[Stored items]

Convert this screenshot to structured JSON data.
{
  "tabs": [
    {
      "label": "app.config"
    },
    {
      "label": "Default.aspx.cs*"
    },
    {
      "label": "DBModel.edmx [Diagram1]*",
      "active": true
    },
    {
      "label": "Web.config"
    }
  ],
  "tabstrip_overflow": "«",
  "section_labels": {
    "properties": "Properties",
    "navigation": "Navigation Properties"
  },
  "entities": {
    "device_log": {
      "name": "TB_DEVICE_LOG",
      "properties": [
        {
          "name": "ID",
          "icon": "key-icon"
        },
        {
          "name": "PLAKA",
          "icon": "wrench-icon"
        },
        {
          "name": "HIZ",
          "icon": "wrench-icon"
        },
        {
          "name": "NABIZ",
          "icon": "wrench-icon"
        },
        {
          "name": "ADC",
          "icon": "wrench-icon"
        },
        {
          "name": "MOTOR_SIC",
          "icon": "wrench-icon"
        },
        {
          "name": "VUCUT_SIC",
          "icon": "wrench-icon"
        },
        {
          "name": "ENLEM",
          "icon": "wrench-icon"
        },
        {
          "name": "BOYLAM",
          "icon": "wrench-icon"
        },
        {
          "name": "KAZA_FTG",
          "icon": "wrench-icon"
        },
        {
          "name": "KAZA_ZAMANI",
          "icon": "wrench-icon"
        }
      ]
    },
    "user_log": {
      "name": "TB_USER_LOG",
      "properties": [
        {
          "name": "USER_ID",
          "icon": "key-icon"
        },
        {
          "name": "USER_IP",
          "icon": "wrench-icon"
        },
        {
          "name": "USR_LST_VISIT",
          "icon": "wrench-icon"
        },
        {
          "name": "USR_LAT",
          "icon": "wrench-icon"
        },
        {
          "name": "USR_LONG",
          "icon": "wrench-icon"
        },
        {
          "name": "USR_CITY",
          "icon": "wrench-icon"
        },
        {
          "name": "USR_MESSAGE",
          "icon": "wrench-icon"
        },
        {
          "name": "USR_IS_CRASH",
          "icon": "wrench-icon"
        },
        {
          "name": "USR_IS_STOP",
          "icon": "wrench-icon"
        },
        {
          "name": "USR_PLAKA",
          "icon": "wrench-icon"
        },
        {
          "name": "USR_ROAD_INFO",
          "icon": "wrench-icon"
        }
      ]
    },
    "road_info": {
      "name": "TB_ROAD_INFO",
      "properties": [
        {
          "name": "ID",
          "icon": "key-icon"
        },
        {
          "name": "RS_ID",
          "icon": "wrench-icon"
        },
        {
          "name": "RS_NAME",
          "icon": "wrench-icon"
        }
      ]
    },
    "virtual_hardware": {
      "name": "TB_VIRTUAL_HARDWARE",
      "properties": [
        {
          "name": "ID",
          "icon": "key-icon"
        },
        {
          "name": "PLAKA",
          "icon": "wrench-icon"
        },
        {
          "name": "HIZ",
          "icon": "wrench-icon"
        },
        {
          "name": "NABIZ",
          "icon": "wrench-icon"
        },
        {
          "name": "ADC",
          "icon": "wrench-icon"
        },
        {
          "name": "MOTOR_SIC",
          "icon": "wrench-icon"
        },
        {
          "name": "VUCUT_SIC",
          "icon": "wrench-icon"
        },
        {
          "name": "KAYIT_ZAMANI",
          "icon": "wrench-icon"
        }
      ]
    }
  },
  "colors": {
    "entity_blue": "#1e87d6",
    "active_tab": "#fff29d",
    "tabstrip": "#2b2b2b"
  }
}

__WRITTEN PROBLEM__.
Print again each line of the listing above, exactly as it appears.

__SOLUTION FOR THIS PROBLEM__.
Convert this screenshot to structured JSON data.
{
  "tabs": [
    {
      "label": "app.config"
    },
    {
      "label": "Default.aspx.cs*"
    },
    {
      "label": "DBModel.edmx [Diagram1]*",
      "active": true
    },
    {
      "label": "Web.config"
    }
  ],
  "tabstrip_overflow": "«",
  "section_labels": {
    "properties": "Properties",
    "navigation": "Navigation Properties"
  },
  "entities": {
    "device_log": {
      "name": "TB_DEVICE_LOG",
      "properties": [
        {
          "name": "ID",
          "icon": "key-icon"
        },
        {
          "name": "PLAKA",
          "icon": "wrench-icon"
        },
        {
          "name": "HIZ",
          "icon": "wrench-icon"
        },
        {
          "name": "NABIZ",
          "icon": "wrench-icon"
        },
        {
          "name": "ADC",
          "icon": "wrench-icon"
        },
        {
          "name": "MOTOR_SIC",
          "icon": "wrench-icon"
        },
        {
          "name": "VUCUT_SIC",
          "icon": "wrench-icon"
        },
        {
          "name": "ENLEM",
          "icon": "wrench-icon"
        },
        {
          "name": "BOYLAM",
          "icon": "wrench-icon"
        },
        {
          "name": "KAZA_FTG",
          "icon": "wrench-icon"
        },
        {
          "name": "KAZA_ZAMANI",
          "icon": "wrench-icon"
        }
      ]
    },
    "user_log": {
      "name": "TB_USER_LOG",
      "properties": [
        {
          "name": "USER_ID",
          "icon": "key-icon"
        },
        {
          "name": "USER_IP",
          "icon": "wrench-icon"
        },
        {
          "name": "USR_LST_VISIT",
          "icon": "wrench-icon"
        },
        {
          "name": "USR_LAT",
          "icon": "wrench-icon"
        },
        {
          "name": "USR_LONG",
          "icon": "wrench-icon"
        },
        {
          "name": "USR_CITY",
          "icon": "wrench-icon"
        },
        {
          "name": "USR_MESSAGE",
          "icon": "wrench-icon"
        },
        {
          "name": "USR_IS_CRASH",
          "icon": "wrench-icon"
        },
        {
          "name": "USR_IS_STOP",
          "icon": "wrench-icon"
        },
        {
          "name": "USR_PLAKA",
          "icon": "wrench-icon"
        },
        {
          "name": "USR_ROAD_INFO",
          "icon": "wrench-icon"
        }
      ]
    },
    "road_info": {
      "name": "TB_ROAD_INFO",
      "properties": [
        {
          "name": "ID",
          "icon": "key-icon"
        },
        {
          "name": "RS_ID",
          "icon": "wrench-icon"
        },
        {
          "name": "RS_NAME",
          "icon": "wrench-icon"
        }
      ]
    },
    "virtual_hardware": {
      "name": "TB_VIRTUAL_HARDWARE",
      "properties": [
        {
          "name": "ID",
          "icon": "key-icon"
        },
        {
          "name": "PLAKA",
          "icon": "wrench-icon"
        },
        {
          "name": "HIZ",
          "icon": "wrench-icon"
        },
        {
          "name": "NABIZ",
          "icon": "wrench-icon"
        },
        {
          "name": "ADC",
          "icon": "wrench-icon"
        },
        {
          "name": "MOTOR_SIC",
          "icon": "wrench-icon"
        },
        {
          "name": "VUCUT_SIC",
          "icon": "wrench-icon"
        },
        {
          "name": "KAYIT_ZAMANI",
          "icon": "wrench-icon"
        }
      ]
    }
  },
  "colors": {
    "entity_blue": "#1e87d6",
    "active_tab": "#fff29d",
    "tabstrip": "#2b2b2b"
  }
}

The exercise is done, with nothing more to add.